PROBLEM TO SOLVE:
Retype the items starting with the line that contains "List every element" and going on through the line that contains "x-tick-label-2020: 2020 bbox=[747, 686, 803, 714]", both included.

§ §

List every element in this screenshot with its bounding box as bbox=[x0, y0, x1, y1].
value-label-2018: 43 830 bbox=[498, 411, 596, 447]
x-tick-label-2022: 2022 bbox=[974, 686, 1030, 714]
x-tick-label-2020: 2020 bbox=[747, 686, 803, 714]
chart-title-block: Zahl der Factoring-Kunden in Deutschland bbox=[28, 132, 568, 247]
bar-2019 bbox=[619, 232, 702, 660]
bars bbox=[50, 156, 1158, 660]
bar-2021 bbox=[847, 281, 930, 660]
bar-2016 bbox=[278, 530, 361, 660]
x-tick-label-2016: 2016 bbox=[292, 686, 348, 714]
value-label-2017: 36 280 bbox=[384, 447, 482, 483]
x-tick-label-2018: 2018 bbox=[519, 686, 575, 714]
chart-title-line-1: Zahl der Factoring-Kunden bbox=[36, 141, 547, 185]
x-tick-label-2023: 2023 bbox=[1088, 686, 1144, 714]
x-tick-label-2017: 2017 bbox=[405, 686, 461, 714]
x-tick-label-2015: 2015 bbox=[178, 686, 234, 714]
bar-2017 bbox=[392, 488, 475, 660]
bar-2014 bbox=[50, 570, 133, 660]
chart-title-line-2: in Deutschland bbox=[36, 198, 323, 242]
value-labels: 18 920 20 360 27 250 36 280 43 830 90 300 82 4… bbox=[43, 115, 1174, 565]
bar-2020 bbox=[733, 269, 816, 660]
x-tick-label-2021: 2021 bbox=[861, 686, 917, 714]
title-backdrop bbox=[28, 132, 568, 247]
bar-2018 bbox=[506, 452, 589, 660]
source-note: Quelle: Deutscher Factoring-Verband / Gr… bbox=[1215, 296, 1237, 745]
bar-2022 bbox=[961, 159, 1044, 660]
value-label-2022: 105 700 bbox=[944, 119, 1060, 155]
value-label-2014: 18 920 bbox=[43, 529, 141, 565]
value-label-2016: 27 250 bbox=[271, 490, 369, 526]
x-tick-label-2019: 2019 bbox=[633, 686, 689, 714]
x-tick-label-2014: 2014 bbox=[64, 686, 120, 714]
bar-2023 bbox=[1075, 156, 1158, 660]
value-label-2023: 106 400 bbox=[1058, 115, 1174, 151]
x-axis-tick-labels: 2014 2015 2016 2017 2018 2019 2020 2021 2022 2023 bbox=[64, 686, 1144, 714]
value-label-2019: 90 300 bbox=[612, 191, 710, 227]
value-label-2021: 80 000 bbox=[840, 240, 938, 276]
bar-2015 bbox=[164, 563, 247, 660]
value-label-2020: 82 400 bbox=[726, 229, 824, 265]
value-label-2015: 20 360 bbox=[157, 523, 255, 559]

§ §

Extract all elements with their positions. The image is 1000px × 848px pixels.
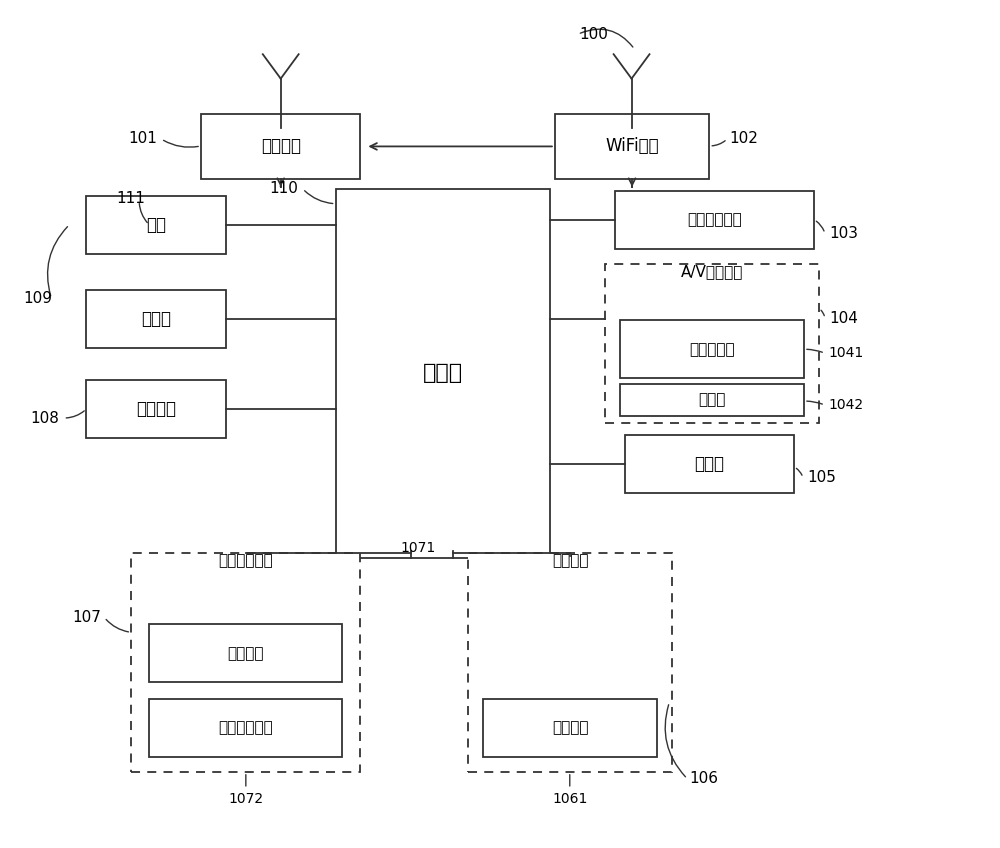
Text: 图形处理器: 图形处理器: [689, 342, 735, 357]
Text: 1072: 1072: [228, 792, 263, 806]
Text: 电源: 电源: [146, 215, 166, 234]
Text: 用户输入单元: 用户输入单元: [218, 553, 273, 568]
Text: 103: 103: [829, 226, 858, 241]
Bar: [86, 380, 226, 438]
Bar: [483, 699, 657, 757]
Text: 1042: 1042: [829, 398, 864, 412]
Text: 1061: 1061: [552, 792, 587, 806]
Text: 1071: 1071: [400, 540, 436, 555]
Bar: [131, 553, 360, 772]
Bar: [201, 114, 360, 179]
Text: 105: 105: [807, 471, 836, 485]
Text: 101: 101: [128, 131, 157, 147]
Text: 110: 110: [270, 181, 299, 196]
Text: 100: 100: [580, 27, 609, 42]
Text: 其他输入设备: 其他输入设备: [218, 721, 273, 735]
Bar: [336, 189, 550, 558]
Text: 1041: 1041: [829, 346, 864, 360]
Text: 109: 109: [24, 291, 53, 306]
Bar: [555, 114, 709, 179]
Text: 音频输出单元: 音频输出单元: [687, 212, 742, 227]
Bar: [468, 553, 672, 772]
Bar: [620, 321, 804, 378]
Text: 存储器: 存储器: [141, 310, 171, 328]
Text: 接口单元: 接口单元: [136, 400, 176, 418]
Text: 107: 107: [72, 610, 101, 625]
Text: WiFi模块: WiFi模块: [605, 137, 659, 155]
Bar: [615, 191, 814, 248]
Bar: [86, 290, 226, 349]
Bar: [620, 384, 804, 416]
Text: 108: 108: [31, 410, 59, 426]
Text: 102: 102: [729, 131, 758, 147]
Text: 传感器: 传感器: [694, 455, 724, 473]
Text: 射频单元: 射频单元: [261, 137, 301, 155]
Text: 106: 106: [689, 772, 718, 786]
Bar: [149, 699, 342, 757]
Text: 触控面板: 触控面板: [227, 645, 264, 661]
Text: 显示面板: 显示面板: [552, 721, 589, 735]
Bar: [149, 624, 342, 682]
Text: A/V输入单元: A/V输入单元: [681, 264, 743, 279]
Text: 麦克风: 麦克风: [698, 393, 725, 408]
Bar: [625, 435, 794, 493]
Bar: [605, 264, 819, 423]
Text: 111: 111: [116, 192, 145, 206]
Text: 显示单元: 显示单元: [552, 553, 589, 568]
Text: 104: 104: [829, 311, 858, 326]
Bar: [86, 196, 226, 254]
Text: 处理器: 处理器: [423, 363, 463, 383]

§ §

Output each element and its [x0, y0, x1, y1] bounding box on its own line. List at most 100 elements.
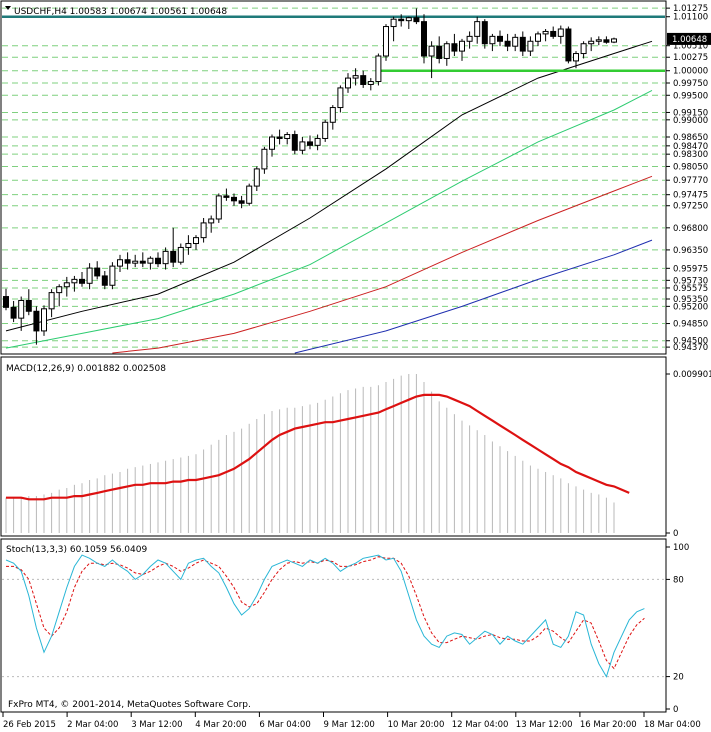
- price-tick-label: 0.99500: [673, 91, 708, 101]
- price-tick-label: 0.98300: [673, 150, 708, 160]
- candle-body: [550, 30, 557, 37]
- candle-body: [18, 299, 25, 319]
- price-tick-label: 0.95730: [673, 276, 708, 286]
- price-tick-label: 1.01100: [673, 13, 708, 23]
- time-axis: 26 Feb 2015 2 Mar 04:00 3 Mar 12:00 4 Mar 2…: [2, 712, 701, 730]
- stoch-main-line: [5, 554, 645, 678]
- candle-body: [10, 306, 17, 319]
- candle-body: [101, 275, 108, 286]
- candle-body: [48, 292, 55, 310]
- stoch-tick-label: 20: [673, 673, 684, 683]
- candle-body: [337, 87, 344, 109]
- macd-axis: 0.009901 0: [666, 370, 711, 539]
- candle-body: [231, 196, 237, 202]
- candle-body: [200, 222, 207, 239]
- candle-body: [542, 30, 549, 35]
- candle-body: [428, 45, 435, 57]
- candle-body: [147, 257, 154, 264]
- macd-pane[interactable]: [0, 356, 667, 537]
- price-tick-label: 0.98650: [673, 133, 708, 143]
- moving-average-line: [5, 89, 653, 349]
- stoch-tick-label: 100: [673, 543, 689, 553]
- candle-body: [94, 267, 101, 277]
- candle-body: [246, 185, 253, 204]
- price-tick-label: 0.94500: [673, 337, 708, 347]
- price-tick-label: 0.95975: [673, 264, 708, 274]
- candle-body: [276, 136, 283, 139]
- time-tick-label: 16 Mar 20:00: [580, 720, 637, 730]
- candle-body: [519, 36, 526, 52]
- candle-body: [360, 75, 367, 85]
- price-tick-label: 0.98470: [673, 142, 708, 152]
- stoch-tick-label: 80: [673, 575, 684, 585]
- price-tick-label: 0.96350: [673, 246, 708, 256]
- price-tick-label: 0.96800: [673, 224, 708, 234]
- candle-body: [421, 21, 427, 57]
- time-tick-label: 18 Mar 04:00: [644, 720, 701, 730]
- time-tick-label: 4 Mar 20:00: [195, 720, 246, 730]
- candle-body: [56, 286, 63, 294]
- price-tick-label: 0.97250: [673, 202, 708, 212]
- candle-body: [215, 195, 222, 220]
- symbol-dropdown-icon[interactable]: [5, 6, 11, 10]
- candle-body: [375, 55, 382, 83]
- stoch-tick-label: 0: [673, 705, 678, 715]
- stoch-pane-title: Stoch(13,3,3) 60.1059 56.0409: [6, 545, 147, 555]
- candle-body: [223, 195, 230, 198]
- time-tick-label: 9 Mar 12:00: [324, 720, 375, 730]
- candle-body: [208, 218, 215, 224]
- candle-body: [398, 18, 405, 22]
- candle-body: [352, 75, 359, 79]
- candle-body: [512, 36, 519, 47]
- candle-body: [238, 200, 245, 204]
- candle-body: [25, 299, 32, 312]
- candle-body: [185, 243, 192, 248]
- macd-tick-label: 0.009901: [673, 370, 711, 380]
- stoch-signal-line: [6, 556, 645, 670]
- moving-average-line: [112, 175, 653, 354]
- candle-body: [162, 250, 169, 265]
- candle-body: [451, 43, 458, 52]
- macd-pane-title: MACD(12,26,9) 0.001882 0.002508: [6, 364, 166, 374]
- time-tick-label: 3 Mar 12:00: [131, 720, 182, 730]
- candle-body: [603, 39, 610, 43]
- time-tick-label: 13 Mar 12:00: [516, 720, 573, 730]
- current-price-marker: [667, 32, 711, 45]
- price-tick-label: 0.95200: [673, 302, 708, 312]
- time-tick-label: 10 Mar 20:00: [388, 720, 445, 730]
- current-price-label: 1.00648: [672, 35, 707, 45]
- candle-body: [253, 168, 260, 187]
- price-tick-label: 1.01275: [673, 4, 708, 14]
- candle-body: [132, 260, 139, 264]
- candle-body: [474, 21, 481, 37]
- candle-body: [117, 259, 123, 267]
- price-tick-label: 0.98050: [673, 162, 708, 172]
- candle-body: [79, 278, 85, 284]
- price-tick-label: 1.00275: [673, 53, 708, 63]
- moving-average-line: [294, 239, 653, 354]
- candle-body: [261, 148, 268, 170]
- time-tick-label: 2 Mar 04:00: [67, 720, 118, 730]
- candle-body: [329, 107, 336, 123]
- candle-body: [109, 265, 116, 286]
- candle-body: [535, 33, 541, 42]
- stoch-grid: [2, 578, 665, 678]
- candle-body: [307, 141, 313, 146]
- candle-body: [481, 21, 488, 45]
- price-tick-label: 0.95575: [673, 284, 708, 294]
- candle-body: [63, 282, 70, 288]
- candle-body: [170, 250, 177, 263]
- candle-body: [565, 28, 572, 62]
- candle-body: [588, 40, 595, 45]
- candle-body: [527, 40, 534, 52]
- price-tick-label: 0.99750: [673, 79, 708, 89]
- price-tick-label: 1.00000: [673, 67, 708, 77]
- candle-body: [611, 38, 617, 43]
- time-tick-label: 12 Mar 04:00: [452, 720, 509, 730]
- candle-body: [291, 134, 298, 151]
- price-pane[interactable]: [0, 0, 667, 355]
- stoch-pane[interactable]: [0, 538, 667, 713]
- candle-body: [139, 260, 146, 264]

§ §

SOLUTION FOR THIS PROBLEM:
List every element in this screenshot with its bounding box as bbox=[x0, y0, x1, y1].
value-label-2018: 43 830 bbox=[498, 411, 596, 447]
x-tick-label-2022: 2022 bbox=[974, 686, 1030, 714]
x-tick-label-2020: 2020 bbox=[747, 686, 803, 714]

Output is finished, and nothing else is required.